Collected data:
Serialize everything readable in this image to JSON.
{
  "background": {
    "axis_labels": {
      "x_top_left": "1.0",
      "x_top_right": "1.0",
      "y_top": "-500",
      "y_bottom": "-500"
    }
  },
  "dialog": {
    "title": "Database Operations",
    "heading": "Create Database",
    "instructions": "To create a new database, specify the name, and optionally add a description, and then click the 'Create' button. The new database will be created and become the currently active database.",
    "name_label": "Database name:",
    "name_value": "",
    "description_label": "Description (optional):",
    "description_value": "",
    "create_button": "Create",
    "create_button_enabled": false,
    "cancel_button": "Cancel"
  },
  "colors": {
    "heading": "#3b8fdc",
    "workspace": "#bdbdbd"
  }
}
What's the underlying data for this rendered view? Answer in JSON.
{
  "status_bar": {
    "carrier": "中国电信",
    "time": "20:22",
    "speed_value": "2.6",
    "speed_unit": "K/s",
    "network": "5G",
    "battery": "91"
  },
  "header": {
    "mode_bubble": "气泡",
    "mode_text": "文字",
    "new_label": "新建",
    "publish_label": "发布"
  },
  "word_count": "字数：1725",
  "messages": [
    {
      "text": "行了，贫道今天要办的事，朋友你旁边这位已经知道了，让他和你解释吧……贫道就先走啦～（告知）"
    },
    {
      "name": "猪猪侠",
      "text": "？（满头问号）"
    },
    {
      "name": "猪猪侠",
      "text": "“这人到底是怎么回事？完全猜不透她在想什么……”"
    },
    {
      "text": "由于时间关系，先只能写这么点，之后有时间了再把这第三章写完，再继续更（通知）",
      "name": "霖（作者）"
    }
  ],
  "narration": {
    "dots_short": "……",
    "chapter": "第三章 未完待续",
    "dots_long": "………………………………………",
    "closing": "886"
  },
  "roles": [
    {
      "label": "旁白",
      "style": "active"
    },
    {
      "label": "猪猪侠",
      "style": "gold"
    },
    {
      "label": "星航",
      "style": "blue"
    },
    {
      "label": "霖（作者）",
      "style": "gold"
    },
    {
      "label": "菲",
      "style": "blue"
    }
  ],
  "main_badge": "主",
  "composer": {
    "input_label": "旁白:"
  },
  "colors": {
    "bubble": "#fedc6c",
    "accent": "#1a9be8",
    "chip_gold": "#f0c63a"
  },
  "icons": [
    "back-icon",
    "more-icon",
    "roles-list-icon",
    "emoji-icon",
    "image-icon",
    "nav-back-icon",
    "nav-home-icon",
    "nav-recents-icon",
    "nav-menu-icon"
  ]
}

▶ _TASK DETAILS_:
Please reproduce all of the entries exactly as they stand.

▶ _COMPLETED TASK_:
Serialize everything readable in this image to JSON.
{
  "background": {
    "axis_labels": {
      "x_top_left": "1.0",
      "x_top_right": "1.0",
      "y_top": "-500",
      "y_bottom": "-500"
    }
  },
  "dialog": {
    "title": "Database Operations",
    "heading": "Create Database",
    "instructions": "To create a new database, specify the name, and optionally add a description, and then click the 'Create' button. The new database will be created and become the currently active database.",
    "name_label": "Database name:",
    "name_value": "",
    "description_label": "Description (optional):",
    "description_value": "",
    "create_button": "Create",
    "create_button_enabled": false,
    "cancel_button": "Cancel"
  },
  "colors": {
    "heading": "#3b8fdc",
    "workspace": "#bdbdbd"
  }
}
What's the underlying data for this rendered view? Answer in JSON.
{
  "status_bar": {
    "carrier": "中国电信",
    "time": "20:22",
    "speed_value": "2.6",
    "speed_unit": "K/s",
    "network": "5G",
    "battery": "91"
  },
  "header": {
    "mode_bubble": "气泡",
    "mode_text": "文字",
    "new_label": "新建",
    "publish_label": "发布"
  },
  "word_count": "字数：1725",
  "messages": [
    {
      "text": "行了，贫道今天要办的事，朋友你旁边这位已经知道了，让他和你解释吧……贫道就先走啦～（告知）"
    },
    {
      "name": "猪猪侠",
      "text": "？（满头问号）"
    },
    {
      "name": "猪猪侠",
      "text": "“这人到底是怎么回事？完全猜不透她在想什么……”"
    },
    {
      "text": "由于时间关系，先只能写这么点，之后有时间了再把这第三章写完，再继续更（通知）",
      "name": "霖（作者）"
    }
  ],
  "narration": {
    "dots_short": "……",
    "chapter": "第三章 未完待续",
    "dots_long": "………………………………………",
    "closing": "886"
  },
  "roles": [
    {
      "label": "旁白",
      "style": "active"
    },
    {
      "label": "猪猪侠",
      "style": "gold"
    },
    {
      "label": "星航",
      "style": "blue"
    },
    {
      "label": "霖（作者）",
      "style": "gold"
    },
    {
      "label": "菲",
      "style": "blue"
    }
  ],
  "main_badge": "主",
  "composer": {
    "input_label": "旁白:"
  },
  "colors": {
    "bubble": "#fedc6c",
    "accent": "#1a9be8",
    "chip_gold": "#f0c63a"
  },
  "icons": [
    "back-icon",
    "more-icon",
    "roles-list-icon",
    "emoji-icon",
    "image-icon",
    "nav-back-icon",
    "nav-home-icon",
    "nav-recents-icon",
    "nav-menu-icon"
  ]
}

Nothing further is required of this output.